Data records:
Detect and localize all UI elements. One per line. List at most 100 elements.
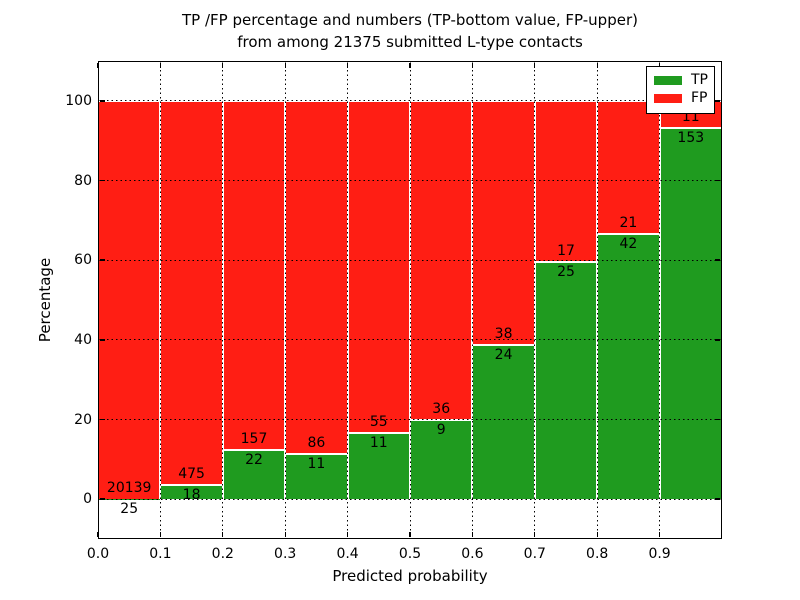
y-tick-label: 40: [74, 331, 92, 348]
y-tick-mark: [99, 339, 105, 341]
bar-edge-line: [534, 261, 598, 264]
fp-count-label: 86: [307, 434, 326, 451]
tp-count-label: 24: [494, 346, 513, 363]
x-tick-mark: [284, 62, 286, 68]
tp-count-label: 11: [307, 455, 326, 472]
bar-segment-fp: [347, 100, 410, 433]
legend-swatch-fp: [654, 93, 682, 103]
y-tick-mark: [99, 179, 105, 182]
gridline-vertical: [659, 61, 661, 539]
fp-count-label: 55: [369, 413, 388, 430]
bar-segment-fp: [597, 100, 660, 234]
gridline-horizontal: [98, 419, 722, 420]
gridline-vertical: [347, 61, 349, 539]
x-tick-mark: [284, 532, 286, 538]
gridline-horizontal: [98, 339, 722, 341]
x-tick-mark: [346, 62, 349, 68]
tp-count-label: 25: [120, 500, 139, 517]
fp-count-label: 20139: [106, 479, 152, 496]
gridline-vertical: [159, 61, 161, 539]
fp-count-label: 21: [619, 214, 638, 231]
gridline-vertical: [596, 61, 598, 539]
y-tick-label: 80: [74, 172, 92, 189]
x-tick-label: 0.7: [523, 546, 546, 562]
bar-segment-tp: [160, 484, 223, 500]
x-tick-label: 0.1: [149, 546, 172, 562]
gridline-horizontal: [98, 100, 722, 102]
bar-segment-tp: [472, 344, 535, 500]
tp-count-label: 153: [677, 129, 705, 146]
chart-title-line-1: TP /FP percentage and numbers (TP-bottom…: [182, 11, 638, 29]
fp-count-label: 475: [178, 465, 205, 482]
bar-segment-tp: [222, 450, 286, 500]
x-tick-mark: [596, 532, 598, 538]
x-tick-label: 0.0: [86, 546, 110, 562]
x-tick-label: 0.3: [274, 546, 297, 562]
y-tick-label: 100: [65, 92, 92, 109]
y-tick-mark: [99, 100, 105, 102]
bar-segment-tp: [659, 127, 722, 500]
legend-label-tp: TP: [691, 72, 708, 88]
bar-edge-line: [285, 452, 348, 455]
x-tick-label: 0.6: [461, 546, 484, 562]
y-tick-label: 20: [74, 411, 92, 428]
x-tick-mark: [658, 532, 661, 538]
gridline-vertical: [471, 61, 473, 539]
tp-count-label: 18: [182, 486, 201, 503]
x-tick-mark: [471, 62, 474, 68]
gridline-vertical: [409, 61, 411, 539]
y-tick-mark: [715, 498, 721, 500]
x-tick-label: 0.4: [336, 546, 359, 562]
y-tick-mark: [99, 259, 105, 261]
legend-swatch-tp: [654, 75, 682, 85]
bar-segment-fp: [285, 100, 348, 454]
y-tick-mark: [715, 259, 721, 261]
x-tick-mark: [159, 532, 162, 538]
x-tick-mark: [658, 62, 661, 68]
x-tick-mark: [222, 62, 224, 68]
tp-count-label: 42: [619, 235, 638, 252]
fp-count-label: 36: [432, 400, 451, 417]
bar-edge-line: [597, 232, 660, 235]
legend: TP FP: [646, 66, 715, 114]
gridline-vertical: [284, 61, 286, 539]
bar-edge-line: [160, 483, 223, 486]
y-tick-mark: [99, 498, 105, 500]
tp-count-label: 25: [557, 264, 575, 281]
gridline-vertical: [222, 61, 224, 539]
x-tick-mark: [159, 62, 162, 68]
gridline-horizontal: [98, 180, 722, 181]
bar-edge-line: [347, 431, 410, 434]
x-tick-mark: [534, 62, 536, 68]
x-tick-mark: [409, 532, 411, 538]
tp-count-label: 9: [436, 421, 446, 438]
y-tick-mark: [715, 418, 721, 421]
bar-edge-line: [472, 343, 535, 346]
bar-segment-fp: [472, 100, 535, 345]
tp-count-label: 22: [245, 452, 263, 469]
fp-count-label: 17: [557, 243, 575, 260]
x-tick-label: 0.9: [648, 546, 671, 562]
fp-count-label: 38: [494, 325, 513, 342]
legend-row-fp: FP: [647, 89, 714, 107]
bar-segment-tp: [285, 453, 348, 500]
bar-segment-tp: [347, 432, 410, 500]
gridline-horizontal: [98, 498, 722, 500]
x-tick-label: 0.5: [398, 546, 422, 562]
bar-segment-fp: [160, 100, 223, 485]
x-tick-mark: [97, 532, 99, 538]
bar-edge-line: [659, 126, 722, 129]
x-tick-mark: [471, 532, 474, 538]
y-tick-mark: [715, 179, 721, 182]
legend-row-tp: TP: [647, 71, 714, 89]
x-axis-label: Predicted probability: [332, 567, 488, 585]
x-tick-label: 0.8: [586, 546, 609, 562]
x-tick-label: 0.2: [211, 546, 234, 562]
bar-segment-fp: [222, 100, 286, 451]
bar-edge-line: [222, 449, 286, 452]
bar-segment-tp: [410, 419, 473, 500]
x-tick-mark: [534, 532, 536, 538]
x-tick-mark: [596, 62, 598, 68]
x-tick-mark: [409, 62, 411, 68]
y-tick-label: 0: [83, 491, 92, 508]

• _WHAT THIS TASK INVOLVES_
Reproduce every line of the entries above without any change, leaving out the pictures.

• _THE RESPONSE_
Detect and localize all UI elements. One per line. List at most 100 elements.
y-tick-label: 40: [74, 331, 92, 348]
y-tick-mark: [99, 339, 105, 341]
bar-edge-line: [534, 261, 598, 264]
fp-count-label: 86: [307, 434, 326, 451]
tp-count-label: 24: [494, 346, 513, 363]
x-tick-mark: [284, 62, 286, 68]
tp-count-label: 11: [307, 455, 326, 472]
bar-segment-fp: [347, 100, 410, 433]
legend-swatch-fp: [654, 93, 682, 103]
y-tick-mark: [99, 179, 105, 182]
gridline-vertical: [659, 61, 661, 539]
fp-count-label: 55: [369, 413, 388, 430]
bar-segment-fp: [597, 100, 660, 234]
gridline-horizontal: [98, 419, 722, 420]
gridline-vertical: [347, 61, 349, 539]
x-tick-mark: [284, 532, 286, 538]
gridline-horizontal: [98, 339, 722, 341]
x-tick-mark: [346, 62, 349, 68]
tp-count-label: 25: [120, 500, 139, 517]
fp-count-label: 20139: [106, 479, 152, 496]
gridline-vertical: [159, 61, 161, 539]
fp-count-label: 21: [619, 214, 638, 231]
gridline-vertical: [596, 61, 598, 539]
y-tick-label: 80: [74, 172, 92, 189]
x-tick-label: 0.7: [523, 546, 546, 562]
bar-segment-tp: [160, 484, 223, 500]
x-tick-label: 0.1: [149, 546, 172, 562]
gridline-horizontal: [98, 100, 722, 102]
bar-segment-tp: [472, 344, 535, 500]
tp-count-label: 153: [677, 129, 705, 146]
chart-title-line-1: TP /FP percentage and numbers (TP-bottom…: [182, 11, 638, 29]
fp-count-label: 475: [178, 465, 205, 482]
bar-segment-tp: [222, 450, 286, 500]
x-tick-mark: [596, 532, 598, 538]
x-tick-label: 0.0: [86, 546, 110, 562]
x-tick-label: 0.3: [274, 546, 297, 562]
y-tick-label: 100: [65, 92, 92, 109]
y-tick-mark: [99, 100, 105, 102]
bar-segment-tp: [659, 127, 722, 500]
legend-label-tp: TP: [691, 72, 708, 88]
bar-edge-line: [285, 452, 348, 455]
x-tick-label: 0.6: [461, 546, 484, 562]
y-tick-label: 20: [74, 411, 92, 428]
x-tick-mark: [658, 532, 661, 538]
gridline-vertical: [471, 61, 473, 539]
tp-count-label: 18: [182, 486, 201, 503]
x-tick-mark: [471, 62, 474, 68]
gridline-vertical: [409, 61, 411, 539]
y-tick-mark: [715, 498, 721, 500]
x-tick-label: 0.4: [336, 546, 359, 562]
y-tick-mark: [99, 259, 105, 261]
legend-swatch-tp: [654, 75, 682, 85]
bar-segment-fp: [285, 100, 348, 454]
y-tick-mark: [715, 259, 721, 261]
x-tick-mark: [159, 532, 162, 538]
x-tick-mark: [658, 62, 661, 68]
x-tick-mark: [222, 62, 224, 68]
tp-count-label: 42: [619, 235, 638, 252]
fp-count-label: 36: [432, 400, 451, 417]
bar-edge-line: [597, 232, 660, 235]
legend: TP FP: [646, 66, 715, 114]
gridline-vertical: [284, 61, 286, 539]
bar-edge-line: [160, 483, 223, 486]
y-tick-mark: [99, 498, 105, 500]
tp-count-label: 25: [557, 264, 575, 281]
gridline-vertical: [222, 61, 224, 539]
x-tick-mark: [159, 62, 162, 68]
gridline-horizontal: [98, 180, 722, 181]
bar-edge-line: [347, 431, 410, 434]
x-tick-mark: [534, 62, 536, 68]
x-tick-mark: [409, 532, 411, 538]
tp-count-label: 9: [436, 421, 446, 438]
y-tick-mark: [715, 418, 721, 421]
bar-edge-line: [472, 343, 535, 346]
bar-segment-fp: [472, 100, 535, 345]
tp-count-label: 22: [245, 452, 263, 469]
fp-count-label: 17: [557, 243, 575, 260]
x-tick-label: 0.9: [648, 546, 671, 562]
fp-count-label: 38: [494, 325, 513, 342]
legend-row-fp: FP: [647, 89, 714, 107]
bar-segment-tp: [285, 453, 348, 500]
bar-segment-tp: [347, 432, 410, 500]
gridline-horizontal: [98, 498, 722, 500]
x-tick-label: 0.5: [398, 546, 422, 562]
bar-segment-fp: [160, 100, 223, 485]
x-tick-mark: [97, 532, 99, 538]
bar-edge-line: [659, 126, 722, 129]
x-tick-mark: [471, 532, 474, 538]
y-tick-mark: [715, 179, 721, 182]
legend-row-tp: TP: [647, 71, 714, 89]
x-axis-label: Predicted probability: [332, 567, 488, 585]
x-tick-label: 0.8: [586, 546, 609, 562]
x-tick-label: 0.2: [211, 546, 234, 562]
bar-segment-fp: [222, 100, 286, 451]
bar-edge-line: [222, 449, 286, 452]
bar-segment-tp: [410, 419, 473, 500]
x-tick-mark: [534, 532, 536, 538]
x-tick-mark: [596, 62, 598, 68]
x-tick-mark: [409, 62, 411, 68]
y-tick-label: 0: [83, 491, 92, 508]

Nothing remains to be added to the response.